◆ Problem ◆
Return the number of lines holding "PRODUCCIÓN", with nothing added.

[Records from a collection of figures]
——
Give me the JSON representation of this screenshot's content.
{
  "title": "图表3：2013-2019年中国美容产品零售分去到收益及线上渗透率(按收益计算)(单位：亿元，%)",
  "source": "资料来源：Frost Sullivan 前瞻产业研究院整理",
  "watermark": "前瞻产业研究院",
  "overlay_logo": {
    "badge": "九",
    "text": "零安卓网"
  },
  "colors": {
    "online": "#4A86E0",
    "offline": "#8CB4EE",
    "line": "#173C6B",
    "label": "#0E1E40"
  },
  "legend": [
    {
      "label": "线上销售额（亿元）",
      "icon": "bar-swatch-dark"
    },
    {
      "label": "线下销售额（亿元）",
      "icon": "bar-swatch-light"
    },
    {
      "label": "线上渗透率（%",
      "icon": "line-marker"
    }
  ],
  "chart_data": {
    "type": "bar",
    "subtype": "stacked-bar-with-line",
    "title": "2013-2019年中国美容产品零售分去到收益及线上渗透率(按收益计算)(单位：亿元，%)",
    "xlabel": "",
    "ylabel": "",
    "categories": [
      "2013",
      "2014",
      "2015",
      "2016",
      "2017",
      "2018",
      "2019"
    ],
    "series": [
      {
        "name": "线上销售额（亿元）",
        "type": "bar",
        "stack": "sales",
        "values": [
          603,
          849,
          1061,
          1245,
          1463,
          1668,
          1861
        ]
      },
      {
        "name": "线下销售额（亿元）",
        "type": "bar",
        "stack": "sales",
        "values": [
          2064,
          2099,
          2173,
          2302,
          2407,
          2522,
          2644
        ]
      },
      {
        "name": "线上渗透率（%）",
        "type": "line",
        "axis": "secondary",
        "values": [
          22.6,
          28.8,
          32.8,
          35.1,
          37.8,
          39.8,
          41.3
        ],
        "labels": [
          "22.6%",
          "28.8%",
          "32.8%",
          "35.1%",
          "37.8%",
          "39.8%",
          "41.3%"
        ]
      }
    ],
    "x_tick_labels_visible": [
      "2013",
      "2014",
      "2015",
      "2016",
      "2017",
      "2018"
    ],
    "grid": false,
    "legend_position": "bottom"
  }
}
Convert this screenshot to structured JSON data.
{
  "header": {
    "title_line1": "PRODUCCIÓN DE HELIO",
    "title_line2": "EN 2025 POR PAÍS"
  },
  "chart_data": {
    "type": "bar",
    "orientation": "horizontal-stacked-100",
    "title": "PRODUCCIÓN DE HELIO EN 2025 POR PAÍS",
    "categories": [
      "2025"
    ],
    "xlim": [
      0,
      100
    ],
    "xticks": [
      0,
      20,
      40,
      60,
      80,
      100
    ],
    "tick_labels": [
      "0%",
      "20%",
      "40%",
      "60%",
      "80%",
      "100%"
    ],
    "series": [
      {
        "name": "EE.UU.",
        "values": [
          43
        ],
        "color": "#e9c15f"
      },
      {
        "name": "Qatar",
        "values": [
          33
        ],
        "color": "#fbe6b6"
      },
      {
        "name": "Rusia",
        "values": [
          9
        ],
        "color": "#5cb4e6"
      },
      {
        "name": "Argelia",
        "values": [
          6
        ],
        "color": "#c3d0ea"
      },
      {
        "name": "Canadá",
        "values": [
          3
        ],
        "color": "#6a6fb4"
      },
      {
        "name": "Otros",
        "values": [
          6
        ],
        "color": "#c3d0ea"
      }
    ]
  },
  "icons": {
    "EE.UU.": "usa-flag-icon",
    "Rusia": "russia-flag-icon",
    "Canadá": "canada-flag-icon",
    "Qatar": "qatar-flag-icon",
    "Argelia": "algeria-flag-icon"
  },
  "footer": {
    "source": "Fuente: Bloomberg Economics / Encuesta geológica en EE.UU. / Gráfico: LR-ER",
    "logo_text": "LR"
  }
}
——
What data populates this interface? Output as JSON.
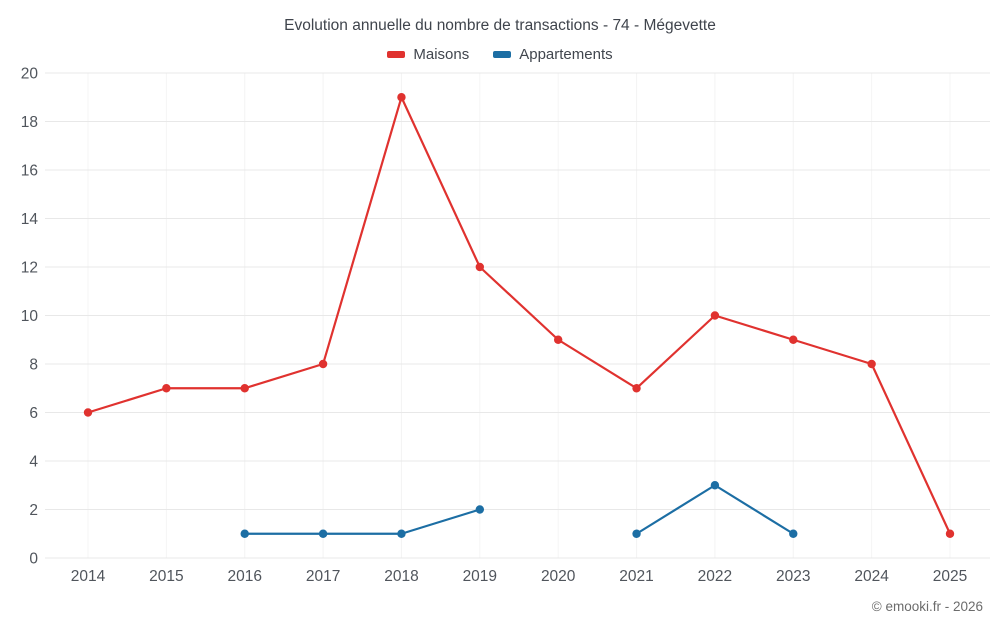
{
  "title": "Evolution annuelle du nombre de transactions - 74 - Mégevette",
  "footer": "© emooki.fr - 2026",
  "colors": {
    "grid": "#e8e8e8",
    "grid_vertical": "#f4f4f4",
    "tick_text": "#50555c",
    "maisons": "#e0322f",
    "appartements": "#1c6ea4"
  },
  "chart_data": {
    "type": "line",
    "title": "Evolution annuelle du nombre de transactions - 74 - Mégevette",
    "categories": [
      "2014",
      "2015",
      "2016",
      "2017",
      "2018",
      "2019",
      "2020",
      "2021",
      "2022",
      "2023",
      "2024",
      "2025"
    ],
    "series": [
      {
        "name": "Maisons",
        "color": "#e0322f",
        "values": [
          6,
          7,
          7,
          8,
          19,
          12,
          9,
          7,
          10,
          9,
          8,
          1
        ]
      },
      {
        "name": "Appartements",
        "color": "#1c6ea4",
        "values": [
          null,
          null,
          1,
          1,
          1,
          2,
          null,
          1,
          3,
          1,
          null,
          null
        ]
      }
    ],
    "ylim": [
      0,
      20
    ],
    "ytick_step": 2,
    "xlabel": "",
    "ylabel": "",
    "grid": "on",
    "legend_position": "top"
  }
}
——
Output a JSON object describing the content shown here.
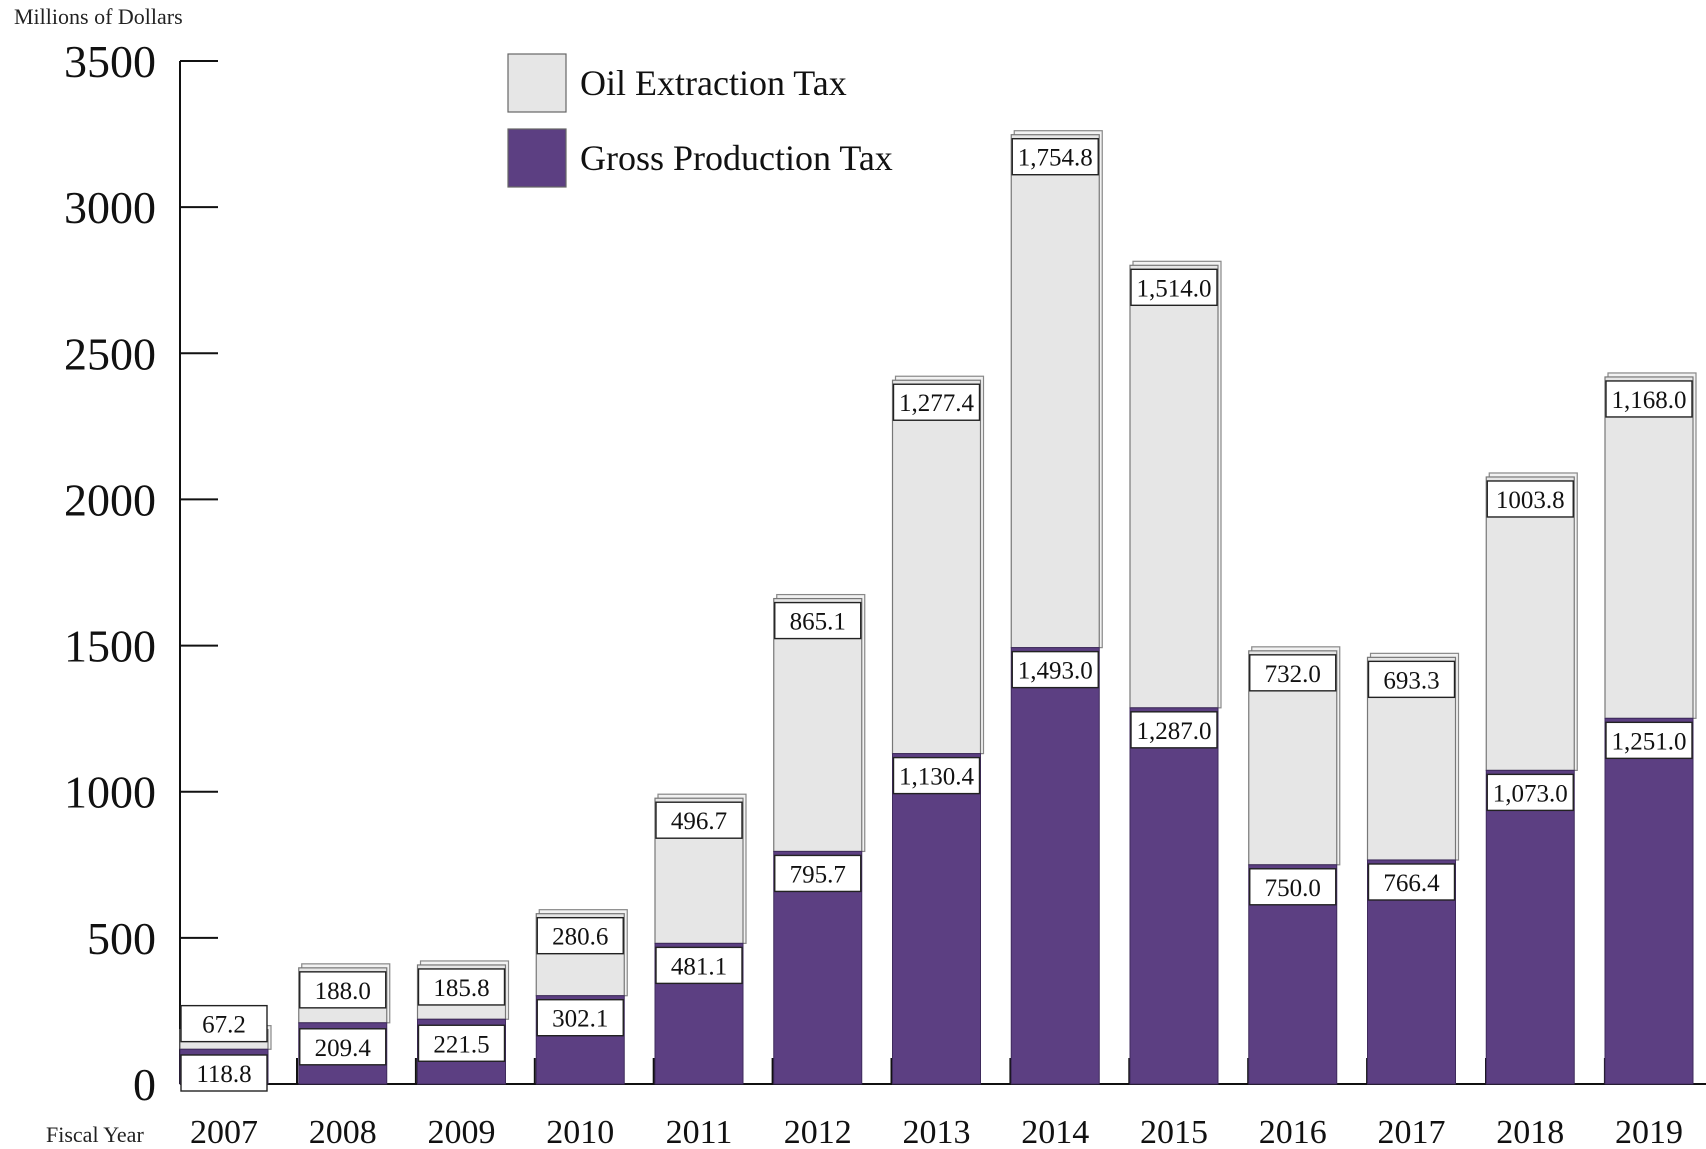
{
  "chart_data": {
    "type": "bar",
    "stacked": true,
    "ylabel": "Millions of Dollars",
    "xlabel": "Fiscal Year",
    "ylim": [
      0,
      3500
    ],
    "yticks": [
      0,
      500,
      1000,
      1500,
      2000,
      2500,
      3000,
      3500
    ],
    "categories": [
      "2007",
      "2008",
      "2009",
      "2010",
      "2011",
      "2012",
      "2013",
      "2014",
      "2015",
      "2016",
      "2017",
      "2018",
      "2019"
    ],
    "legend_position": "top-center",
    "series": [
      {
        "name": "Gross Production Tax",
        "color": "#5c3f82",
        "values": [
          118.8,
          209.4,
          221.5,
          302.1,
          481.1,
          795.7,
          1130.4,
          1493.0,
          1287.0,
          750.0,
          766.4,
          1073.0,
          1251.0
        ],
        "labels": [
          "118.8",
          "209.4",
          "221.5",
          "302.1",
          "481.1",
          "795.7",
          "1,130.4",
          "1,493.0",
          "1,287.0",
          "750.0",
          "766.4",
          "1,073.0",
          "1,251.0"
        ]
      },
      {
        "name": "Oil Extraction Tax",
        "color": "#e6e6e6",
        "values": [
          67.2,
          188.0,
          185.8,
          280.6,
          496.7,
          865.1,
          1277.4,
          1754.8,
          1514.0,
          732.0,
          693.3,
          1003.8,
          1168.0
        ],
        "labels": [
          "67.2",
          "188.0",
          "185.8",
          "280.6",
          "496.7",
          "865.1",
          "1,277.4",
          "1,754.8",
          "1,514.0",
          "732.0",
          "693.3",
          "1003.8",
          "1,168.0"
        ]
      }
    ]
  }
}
——
◆ Written response ◆
2